[Extracted data entries]
^^^^
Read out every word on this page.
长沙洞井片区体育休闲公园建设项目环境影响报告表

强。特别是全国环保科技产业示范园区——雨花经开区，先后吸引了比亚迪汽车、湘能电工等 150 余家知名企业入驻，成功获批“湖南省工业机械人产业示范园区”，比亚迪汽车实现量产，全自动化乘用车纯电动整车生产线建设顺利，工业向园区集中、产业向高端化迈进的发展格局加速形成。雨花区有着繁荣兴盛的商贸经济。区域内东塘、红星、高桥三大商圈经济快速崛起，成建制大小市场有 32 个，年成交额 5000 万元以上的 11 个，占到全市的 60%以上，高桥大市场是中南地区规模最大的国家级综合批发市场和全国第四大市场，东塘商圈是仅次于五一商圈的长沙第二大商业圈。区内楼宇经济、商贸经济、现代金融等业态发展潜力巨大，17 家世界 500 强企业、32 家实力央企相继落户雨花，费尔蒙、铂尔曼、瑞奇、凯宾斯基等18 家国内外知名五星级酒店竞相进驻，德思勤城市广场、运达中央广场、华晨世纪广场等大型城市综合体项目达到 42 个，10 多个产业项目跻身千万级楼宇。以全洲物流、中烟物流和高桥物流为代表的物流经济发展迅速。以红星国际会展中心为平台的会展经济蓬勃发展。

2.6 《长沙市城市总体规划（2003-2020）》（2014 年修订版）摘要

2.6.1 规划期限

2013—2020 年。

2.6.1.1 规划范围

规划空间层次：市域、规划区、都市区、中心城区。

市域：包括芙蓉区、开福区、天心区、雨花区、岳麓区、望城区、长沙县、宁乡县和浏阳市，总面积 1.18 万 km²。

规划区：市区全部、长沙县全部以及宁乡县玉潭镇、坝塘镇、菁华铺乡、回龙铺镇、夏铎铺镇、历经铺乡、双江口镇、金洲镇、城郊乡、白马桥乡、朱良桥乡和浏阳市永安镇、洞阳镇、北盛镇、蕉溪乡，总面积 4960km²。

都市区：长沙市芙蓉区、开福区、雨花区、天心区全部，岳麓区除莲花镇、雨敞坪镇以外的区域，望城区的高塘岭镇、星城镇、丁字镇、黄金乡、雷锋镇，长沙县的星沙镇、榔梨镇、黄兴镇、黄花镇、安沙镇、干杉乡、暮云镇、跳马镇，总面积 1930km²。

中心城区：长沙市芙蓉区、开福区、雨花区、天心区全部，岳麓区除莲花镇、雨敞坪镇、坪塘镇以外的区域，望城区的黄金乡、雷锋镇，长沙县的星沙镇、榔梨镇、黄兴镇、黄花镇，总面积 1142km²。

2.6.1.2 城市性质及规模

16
^^^^
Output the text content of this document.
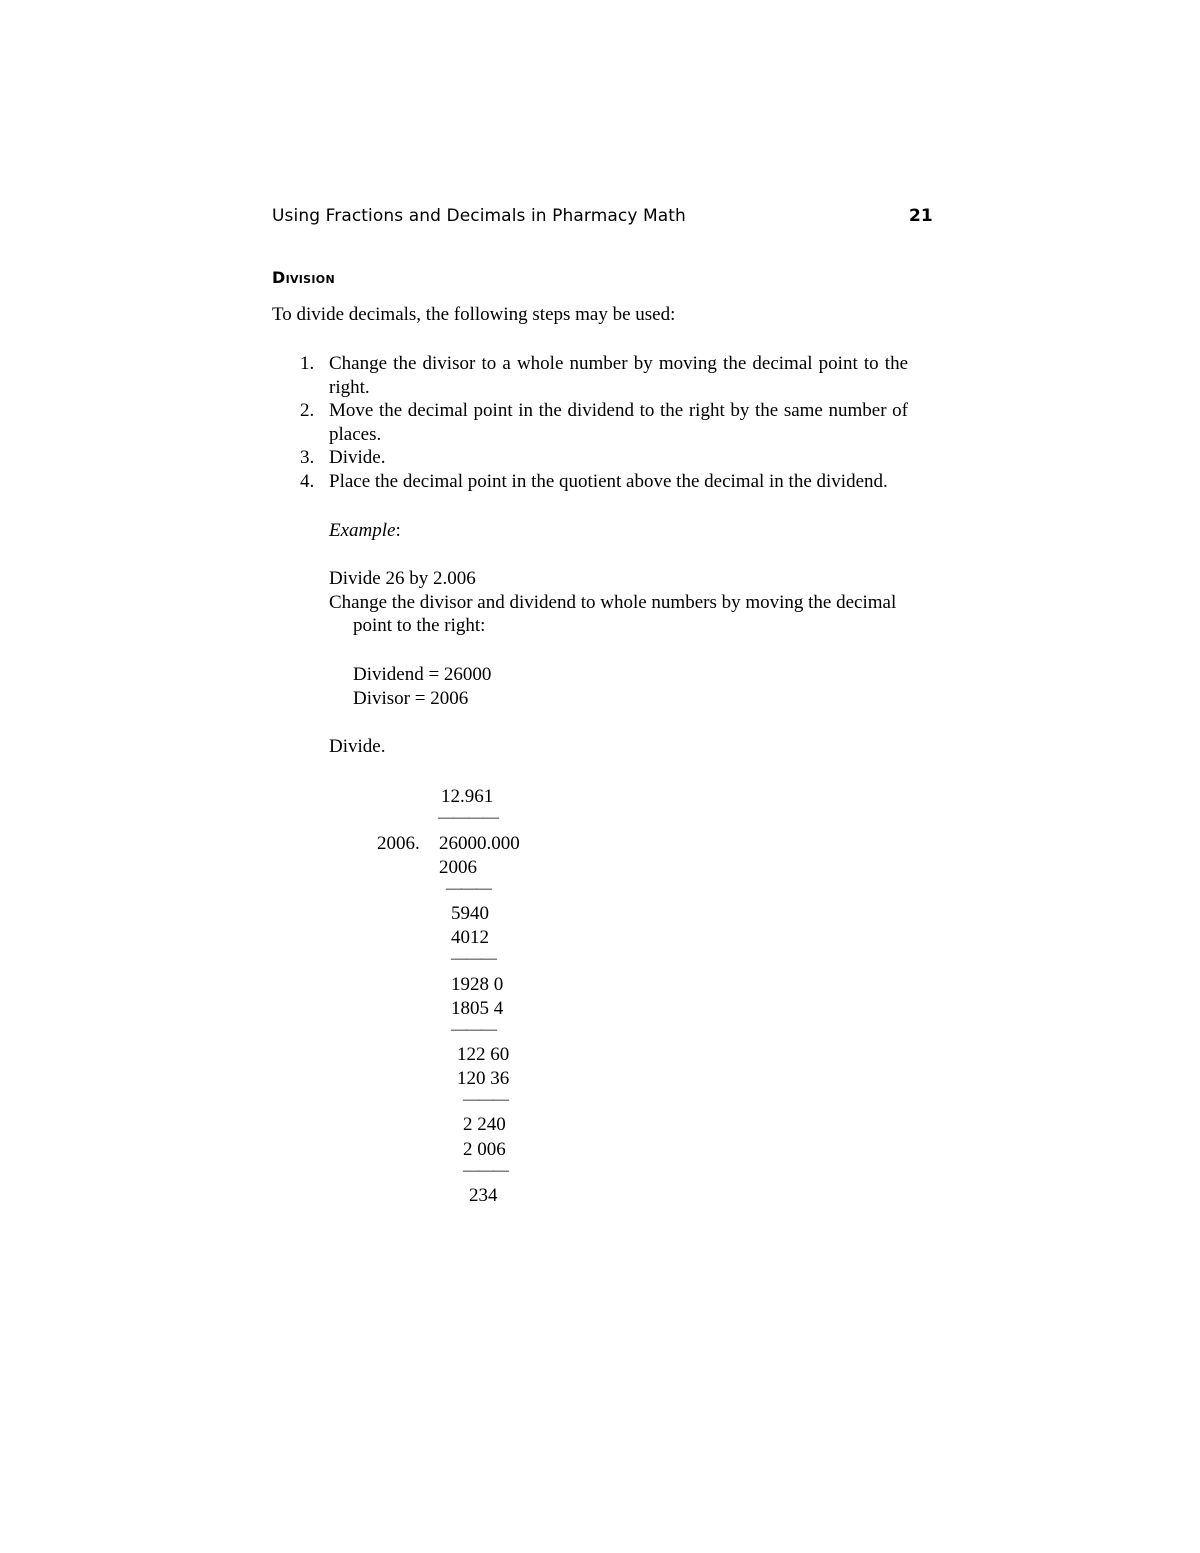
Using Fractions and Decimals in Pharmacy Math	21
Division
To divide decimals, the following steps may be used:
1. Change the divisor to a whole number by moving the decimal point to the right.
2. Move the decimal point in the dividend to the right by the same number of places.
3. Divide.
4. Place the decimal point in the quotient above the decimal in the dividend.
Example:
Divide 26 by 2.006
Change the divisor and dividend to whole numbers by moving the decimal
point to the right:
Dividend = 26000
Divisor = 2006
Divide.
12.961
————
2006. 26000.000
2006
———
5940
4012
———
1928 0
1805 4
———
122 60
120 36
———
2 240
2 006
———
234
^^^^
◆ Exercise task: Search the data above for the word "长沙市芙蓉区", then gather each line in which it appears.

◆ The completed task:
都市区：长沙市芙蓉区、开福区、雨花区、天心区全部，岳麓区除莲花镇、雨敞坪镇以外的区域，望城区的高塘岭镇、星城镇、丁字镇、黄金乡、雷锋镇，长沙县的星沙镇、榔梨镇、黄兴镇、黄花镇、安沙镇、干杉乡、暮云镇、跳马镇，总面积 1930km²。
中心城区：长沙市芙蓉区、开福区、雨花区、天心区全部，岳麓区除莲花镇、雨敞坪镇、坪塘镇以外的区域，望城区的黄金乡、雷锋镇，长沙县的星沙镇、榔梨镇、黄兴镇、黄花镇，总面积 1142km²。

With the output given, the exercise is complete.